Collected data

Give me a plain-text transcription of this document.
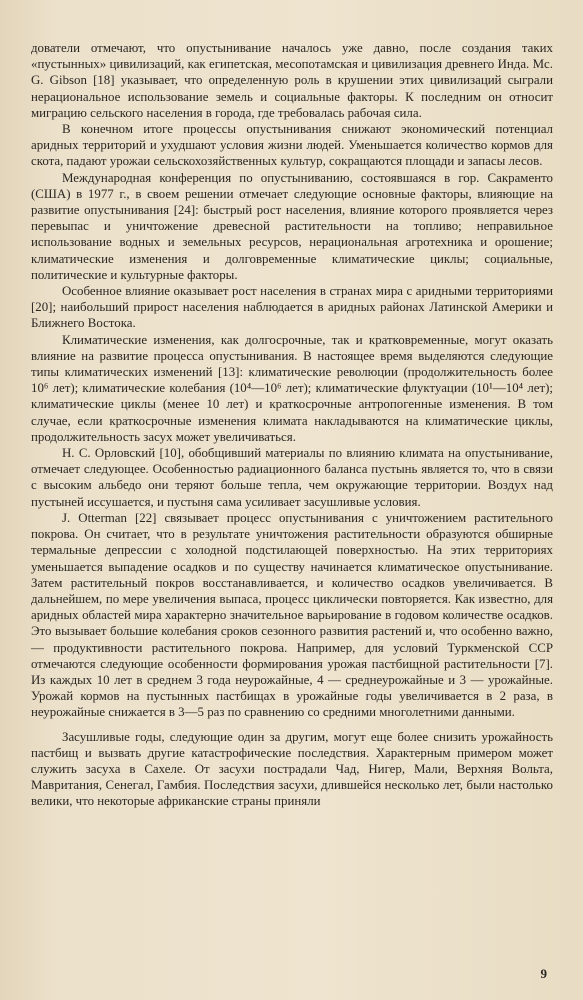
дователи отмечают, что опустынивание началось уже давно, после создания таких «пустынных» цивилизаций, как египетская, месопотамская и цивилизация древнего Инда. Mc. G. Gibson [18] указывает, что определенную роль в крушении этих цивилизаций сыграли нерациональное использование земель и социальные факторы. К последним он относит миграцию сельского населения в города, где требовалась рабочая сила.

В конечном итоге процессы опустынивания снижают экономический потенциал аридных территорий и ухудшают условия жизни людей. Уменьшается количество кормов для скота, падают урожаи сельскохозяйственных культур, сокращаются площади и запасы лесов.

Международная конференция по опустыниванию, состоявшаяся в гор. Сакраменто (США) в 1977 г., в своем решении отмечает следующие основные факторы, влияющие на развитие опустынивания [24]: быстрый рост населения, влияние которого проявляется через перевыпас и уничтожение древесной растительности на топливо; неправильное использование водных и земельных ресурсов, нерациональная агротехника и орошение; климатические изменения и долговременные климатические циклы; социальные, политические и культурные факторы.

Особенное влияние оказывает рост населения в странах мира с аридными территориями [20]; наибольший прирост населения наблюдается в аридных районах Латинской Америки и Ближнего Востока.

Климатические изменения, как долгосрочные, так и кратковременные, могут оказать влияние на развитие процесса опустынивания. В настоящее время выделяются следующие типы климатических изменений [13]: климатические революции (продолжительность более 10⁶ лет); климатические колебания (10⁴—10⁶ лет); климатические флуктуации (10¹—10⁴ лет); климатические циклы (менее 10 лет) и краткосрочные антропогенные изменения. В том случае, если краткосрочные изменения климата накладываются на климатические циклы, продолжительность засух может увеличиваться.

Н. С. Орловский [10], обобщивший материалы по влиянию климата на опустынивание, отмечает следующее. Особенностью радиационного баланса пустынь является то, что в связи с высоким альбедо они теряют больше тепла, чем окружающие территории. Воздух над пустыней иссушается, и пустыня сама усиливает засушливые условия.

J. Otterman [22] связывает процесс опустынивания с уничтожением растительного покрова. Он считает, что в результате уничтожения растительности образуются обширные термальные депрессии с холодной подстилающей поверхностью. На этих территориях уменьшается выпадение осадков и по существу начинается климатическое опустынивание. Затем растительный покров восстанавливается, и количество осадков увеличивается. В дальнейшем, по мере увеличения выпаса, процесс циклически повторяется. Как известно, для аридных областей мира характерно значительное варьирование в годовом количестве осадков. Это вызывает большие колебания сроков сезонного развития растений и, что особенно важно, — продуктивности растительного покрова. Например, для условий Туркменской ССР отмечаются следующие особенности формирования урожая пастбищной растительности [7]. Из каждых 10 лет в среднем 3 года неурожайные, 4 — среднеурожайные и 3 — урожайные. Урожай кормов на пустынных пастбищах в урожайные годы увеличивается в 2 раза, в неурожайные снижается в 3—5 раз по сравнению со средними многолетними данными.

Засушливые годы, следующие один за другим, могут еще более снизить урожайность пастбищ и вызвать другие катастрофические последствия. Характерным примером может служить засуха в Сахеле. От засухи пострадали Чад, Нигер, Мали, Верхняя Вольта, Мавритания, Сенегал, Гамбия. Последствия засухи, длившейся несколько лет, были настолько велики, что некоторые африканские страны приняли

9
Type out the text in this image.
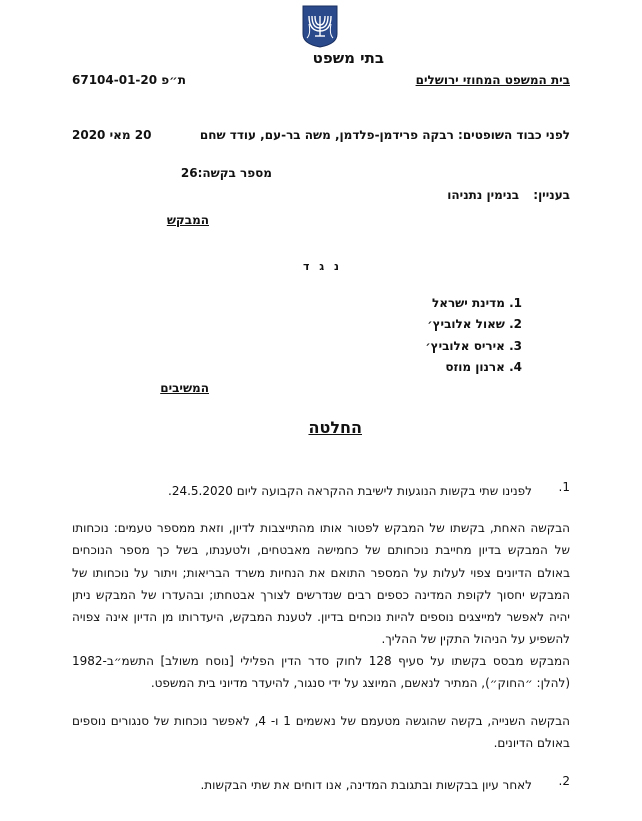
בתי משפט
בית המשפט המחוזי ירושלים
ת״פ 67104-01-20
לפני כבוד השופטים: רבקה פרידמן-פלדמן, משה בר-עם, עודד שחם
20 מאי 2020
מספר בקשה:26
בעניין: בנימין נתניהו
המבקש
נ ג ד
1. מדינת ישראל
2. שאול אלוביץ׳
3. איריס אלוביץ׳
4. ארנון מוזס
המשיבים
החלטה
1.
לפנינו שתי בקשות הנוגעות לישיבת ההקראה הקבועה ליום 24.5.2020.
הבקשה האחת, בקשתו של המבקש לפטור אותו מהתייצבות לדיון, וזאת ממספר טעמים: נוכחותו של המבקש בדיון מחייבת נוכחותם של כחמישה מאבטחים, ולטענתו, בשל כך מספר הנוכחים באולם הדיונים צפוי לעלות על המספר התואם את הנחיות משרד הבריאות; ויתור על נוכחותו של המבקש יחסוך לקופת המדינה כספים רבים שנדרשים לצורך אבטחתו; ובהעדרו של המבקש ניתן יהיה לאפשר למייצגים נוספים להיות נוכחים בדיון. לטענת המבקש, היעדרותו מן הדיון אינה צפויה להשפיע על הניהול התקין של ההליך.
המבקש מבסס בקשתו על סעיף 128 לחוק סדר הדין הפלילי [נוסח משולב] התשמ״ב-1982 (להלן: ״החוק״), המתיר לנאשם, המיוצג על ידי סנגור, להיעדר מדיוני בית המשפט.
הבקשה השנייה, בקשה שהוגשה מטעמם של נאשמים 1 ו- 4, לאפשר נוכחות של סנגורים נוספים באולם הדיונים.
2.
לאחר עיון בבקשות ובתגובת המדינה, אנו דוחים את שתי הבקשות.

▶ THE PROBLEM: Pick out every line holding the string "использование" and return it.

▶ COMPLETED TASK:
дователи отмечают, что опустынивание началось уже давно, после создания таких «пустынных» цивилизаций, как египетская, месопотамская и цивилизация древнего Инда. Mc. G. Gibson [18] указывает, что определенную роль в крушении этих цивилизаций сыграли нерациональное использование земель и социальные факторы. К последним он относит миграцию сельского населения в города, где требовалась рабочая сила.
Международная конференция по опустыниванию, состоявшаяся в гор. Сакраменто (США) в 1977 г., в своем решении отмечает следующие основные факторы, влияющие на развитие опустынивания [24]: быстрый рост населения, влияние которого проявляется через перевыпас и уничтожение древесной растительности на топливо; неправильное использование водных и земельных ресурсов, нерациональная агротехника и орошение; климатические изменения и долговременные климатические циклы; социальные, политические и культурные факторы.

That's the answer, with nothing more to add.